** BEGIN SUPPLIED MATERIAL **

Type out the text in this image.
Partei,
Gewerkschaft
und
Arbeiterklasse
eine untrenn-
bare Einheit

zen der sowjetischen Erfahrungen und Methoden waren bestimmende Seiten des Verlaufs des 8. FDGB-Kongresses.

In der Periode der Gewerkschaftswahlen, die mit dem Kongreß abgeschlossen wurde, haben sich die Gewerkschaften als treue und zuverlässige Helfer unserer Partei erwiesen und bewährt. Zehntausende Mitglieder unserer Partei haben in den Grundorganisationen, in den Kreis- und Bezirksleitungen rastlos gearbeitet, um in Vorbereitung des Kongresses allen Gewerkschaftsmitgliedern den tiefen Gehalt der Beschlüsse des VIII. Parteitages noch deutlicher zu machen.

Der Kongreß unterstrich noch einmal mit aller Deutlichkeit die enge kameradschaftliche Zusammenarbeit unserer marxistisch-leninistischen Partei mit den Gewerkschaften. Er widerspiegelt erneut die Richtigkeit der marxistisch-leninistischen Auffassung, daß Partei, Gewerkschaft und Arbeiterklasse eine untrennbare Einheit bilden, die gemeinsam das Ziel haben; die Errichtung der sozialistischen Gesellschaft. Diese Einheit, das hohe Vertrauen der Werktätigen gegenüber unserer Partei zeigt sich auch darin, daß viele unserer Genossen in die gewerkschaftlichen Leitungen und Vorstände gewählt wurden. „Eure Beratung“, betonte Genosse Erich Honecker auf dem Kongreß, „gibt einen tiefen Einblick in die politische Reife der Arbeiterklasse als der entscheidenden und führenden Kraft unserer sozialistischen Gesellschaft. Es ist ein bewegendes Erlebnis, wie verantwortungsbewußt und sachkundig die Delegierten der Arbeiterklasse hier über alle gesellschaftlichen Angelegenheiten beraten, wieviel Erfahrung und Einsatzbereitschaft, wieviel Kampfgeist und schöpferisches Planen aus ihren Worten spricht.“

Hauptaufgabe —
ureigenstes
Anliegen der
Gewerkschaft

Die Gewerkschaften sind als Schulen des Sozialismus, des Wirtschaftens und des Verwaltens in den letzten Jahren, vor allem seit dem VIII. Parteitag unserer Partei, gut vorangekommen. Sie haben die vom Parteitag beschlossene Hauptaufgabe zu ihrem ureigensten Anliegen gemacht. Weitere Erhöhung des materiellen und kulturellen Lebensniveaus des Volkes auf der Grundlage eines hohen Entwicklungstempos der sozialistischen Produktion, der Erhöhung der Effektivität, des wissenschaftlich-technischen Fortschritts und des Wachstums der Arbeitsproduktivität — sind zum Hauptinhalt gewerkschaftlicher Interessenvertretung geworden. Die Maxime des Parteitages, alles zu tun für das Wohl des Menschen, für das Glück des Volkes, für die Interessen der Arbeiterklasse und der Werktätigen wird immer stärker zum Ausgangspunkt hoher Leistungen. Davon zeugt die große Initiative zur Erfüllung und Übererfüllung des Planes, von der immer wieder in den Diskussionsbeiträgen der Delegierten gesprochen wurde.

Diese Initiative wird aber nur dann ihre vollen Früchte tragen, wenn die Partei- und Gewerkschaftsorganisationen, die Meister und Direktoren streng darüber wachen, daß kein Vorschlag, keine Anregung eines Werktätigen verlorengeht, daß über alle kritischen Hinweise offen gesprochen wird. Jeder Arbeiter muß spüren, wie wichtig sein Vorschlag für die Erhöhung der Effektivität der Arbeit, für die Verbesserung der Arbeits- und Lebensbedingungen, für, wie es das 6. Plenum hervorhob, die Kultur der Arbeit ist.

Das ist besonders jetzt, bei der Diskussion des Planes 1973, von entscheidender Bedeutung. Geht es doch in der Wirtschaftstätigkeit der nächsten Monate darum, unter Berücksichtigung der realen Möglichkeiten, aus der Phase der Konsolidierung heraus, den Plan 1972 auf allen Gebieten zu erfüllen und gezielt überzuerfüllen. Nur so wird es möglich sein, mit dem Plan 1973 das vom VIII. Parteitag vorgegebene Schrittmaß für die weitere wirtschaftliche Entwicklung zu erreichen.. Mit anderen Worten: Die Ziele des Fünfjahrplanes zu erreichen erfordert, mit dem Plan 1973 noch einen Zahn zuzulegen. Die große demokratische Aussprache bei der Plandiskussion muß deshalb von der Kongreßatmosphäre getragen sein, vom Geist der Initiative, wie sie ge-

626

** END SUPPLIED MATERIAL **

### TASK PROMPT
Identify every line where the string "Anliegen" appears.

### THE SOLUTION
Anliegen der
Die Gewerkschaften sind als Schulen des Sozialismus, des Wirtschaftens und des Verwaltens in den letzten Jahren, vor allem seit dem VIII. Parteitag unserer Partei, gut vorangekommen. Sie haben die vom Parteitag beschlossene Hauptaufgabe zu ihrem ureigensten Anliegen gemacht. Weitere Erhöhung des materiellen und kulturellen Lebensniveaus des Volkes auf der Grundlage eines hohen Entwicklungstempos der sozialistischen Produktion, der Erhöhung der Effektivität, des wissenschaftlich-technischen Fortschritts und des Wachstums der Arbeitsproduktivität — sind zum Hauptinhalt gewerkschaftlicher Interessenvertretung geworden. Die Maxime des Parteitages, alles zu tun für das Wohl des Menschen, für das Glück des Volkes, für die Interessen der Arbeiterklasse und der Werktätigen wird immer stärker zum Ausgangspunkt hoher Leistungen. Davon zeugt die große Initiative zur Erfüllung und Übererfüllung des Planes, von der immer wieder in den Diskussionsbeiträgen der Delegierten gesprochen wurde.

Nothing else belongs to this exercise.